Directive: Give every entry again, unchanged, and leave its images out.

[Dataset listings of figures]
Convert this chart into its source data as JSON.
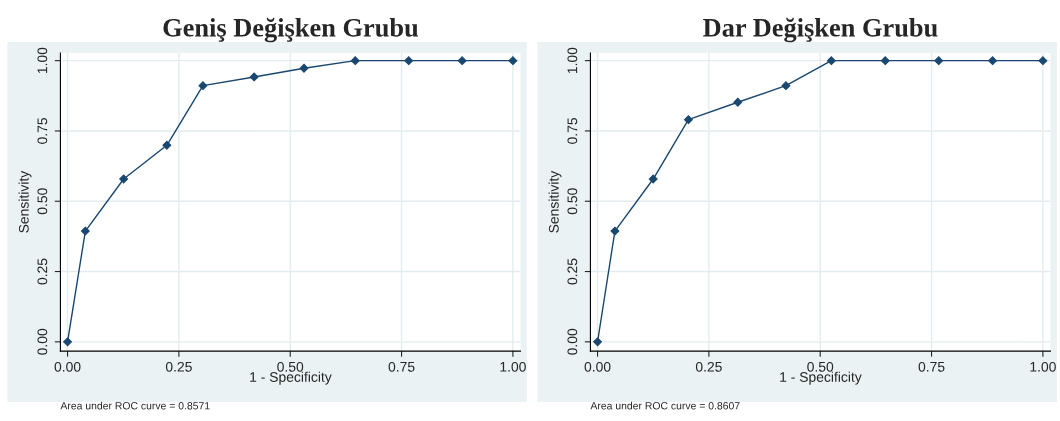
{
  "chart_data": [
    {
      "type": "line",
      "title": "Geniş Değişken Grubu",
      "xlabel": "1 - Specificity",
      "ylabel": "Sensitivity",
      "annotations": [
        "Area under ROC curve = 0.8571"
      ],
      "series": [
        {
          "color": "#1a476f",
          "x": [
            0,
            0.04,
            0.126,
            0.223,
            0.304,
            0.419,
            0.531,
            0.646,
            0.766,
            0.886,
            1
          ],
          "values": [
            0,
            0.394,
            0.579,
            0.699,
            0.911,
            0.942,
            0.973,
            1,
            1,
            1,
            1
          ]
        }
      ],
      "xlim": [
        -0.016,
        1.017
      ],
      "ylim": [
        -0.033,
        1.027
      ],
      "xticks": [
        {
          "value": 0,
          "label": "0.00"
        },
        {
          "value": 0.25,
          "label": "0.25"
        },
        {
          "value": 0.5,
          "label": "0.50"
        },
        {
          "value": 0.75,
          "label": "0.75"
        },
        {
          "value": 1,
          "label": "1.00"
        }
      ],
      "yticks": [
        {
          "value": 0,
          "label": "0.00"
        },
        {
          "value": 0.25,
          "label": "0.25"
        },
        {
          "value": 0.5,
          "label": "0.50"
        },
        {
          "value": 0.75,
          "label": "0.75"
        },
        {
          "value": 1,
          "label": "1.00"
        }
      ],
      "grid": true,
      "marker": "diamond",
      "line_style": "solid"
    },
    {
      "type": "line",
      "title": "Dar Değişken Grubu",
      "xlabel": "1 - Specificity",
      "ylabel": "Sensitivity",
      "annotations": [
        "Area under ROC curve = 0.8607"
      ],
      "series": [
        {
          "color": "#1a476f",
          "x": [
            0,
            0.039,
            0.125,
            0.204,
            0.315,
            0.423,
            0.525,
            0.646,
            0.766,
            0.887,
            1
          ],
          "values": [
            0,
            0.394,
            0.579,
            0.79,
            0.852,
            0.911,
            1,
            1,
            1,
            1,
            1
          ]
        }
      ],
      "xlim": [
        -0.016,
        1.017
      ],
      "ylim": [
        -0.033,
        1.027
      ],
      "xticks": [
        {
          "value": 0,
          "label": "0.00"
        },
        {
          "value": 0.25,
          "label": "0.25"
        },
        {
          "value": 0.5,
          "label": "0.50"
        },
        {
          "value": 0.75,
          "label": "0.75"
        },
        {
          "value": 1,
          "label": "1.00"
        }
      ],
      "yticks": [
        {
          "value": 0,
          "label": "0.00"
        },
        {
          "value": 0.25,
          "label": "0.25"
        },
        {
          "value": 0.5,
          "label": "0.50"
        },
        {
          "value": 0.75,
          "label": "0.75"
        },
        {
          "value": 1,
          "label": "1.00"
        }
      ],
      "grid": true,
      "marker": "diamond",
      "line_style": "solid"
    }
  ]
}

Written answer:
Convert this chart into its source data as JSON.
{
  "chart_data": [
    {
      "type": "line",
      "title": "Geniş Değişken Grubu",
      "xlabel": "1 - Specificity",
      "ylabel": "Sensitivity",
      "annotations": [
        "Area under ROC curve = 0.8571"
      ],
      "series": [
        {
          "color": "#1a476f",
          "x": [
            0,
            0.04,
            0.126,
            0.223,
            0.304,
            0.419,
            0.531,
            0.646,
            0.766,
            0.886,
            1
          ],
          "values": [
            0,
            0.394,
            0.579,
            0.699,
            0.911,
            0.942,
            0.973,
            1,
            1,
            1,
            1
          ]
        }
      ],
      "xlim": [
        -0.016,
        1.017
      ],
      "ylim": [
        -0.033,
        1.027
      ],
      "xticks": [
        {
          "value": 0,
          "label": "0.00"
        },
        {
          "value": 0.25,
          "label": "0.25"
        },
        {
          "value": 0.5,
          "label": "0.50"
        },
        {
          "value": 0.75,
          "label": "0.75"
        },
        {
          "value": 1,
          "label": "1.00"
        }
      ],
      "yticks": [
        {
          "value": 0,
          "label": "0.00"
        },
        {
          "value": 0.25,
          "label": "0.25"
        },
        {
          "value": 0.5,
          "label": "0.50"
        },
        {
          "value": 0.75,
          "label": "0.75"
        },
        {
          "value": 1,
          "label": "1.00"
        }
      ],
      "grid": true,
      "marker": "diamond",
      "line_style": "solid"
    },
    {
      "type": "line",
      "title": "Dar Değişken Grubu",
      "xlabel": "1 - Specificity",
      "ylabel": "Sensitivity",
      "annotations": [
        "Area under ROC curve = 0.8607"
      ],
      "series": [
        {
          "color": "#1a476f",
          "x": [
            0,
            0.039,
            0.125,
            0.204,
            0.315,
            0.423,
            0.525,
            0.646,
            0.766,
            0.887,
            1
          ],
          "values": [
            0,
            0.394,
            0.579,
            0.79,
            0.852,
            0.911,
            1,
            1,
            1,
            1,
            1
          ]
        }
      ],
      "xlim": [
        -0.016,
        1.017
      ],
      "ylim": [
        -0.033,
        1.027
      ],
      "xticks": [
        {
          "value": 0,
          "label": "0.00"
        },
        {
          "value": 0.25,
          "label": "0.25"
        },
        {
          "value": 0.5,
          "label": "0.50"
        },
        {
          "value": 0.75,
          "label": "0.75"
        },
        {
          "value": 1,
          "label": "1.00"
        }
      ],
      "yticks": [
        {
          "value": 0,
          "label": "0.00"
        },
        {
          "value": 0.25,
          "label": "0.25"
        },
        {
          "value": 0.5,
          "label": "0.50"
        },
        {
          "value": 0.75,
          "label": "0.75"
        },
        {
          "value": 1,
          "label": "1.00"
        }
      ],
      "grid": true,
      "marker": "diamond",
      "line_style": "solid"
    }
  ]
}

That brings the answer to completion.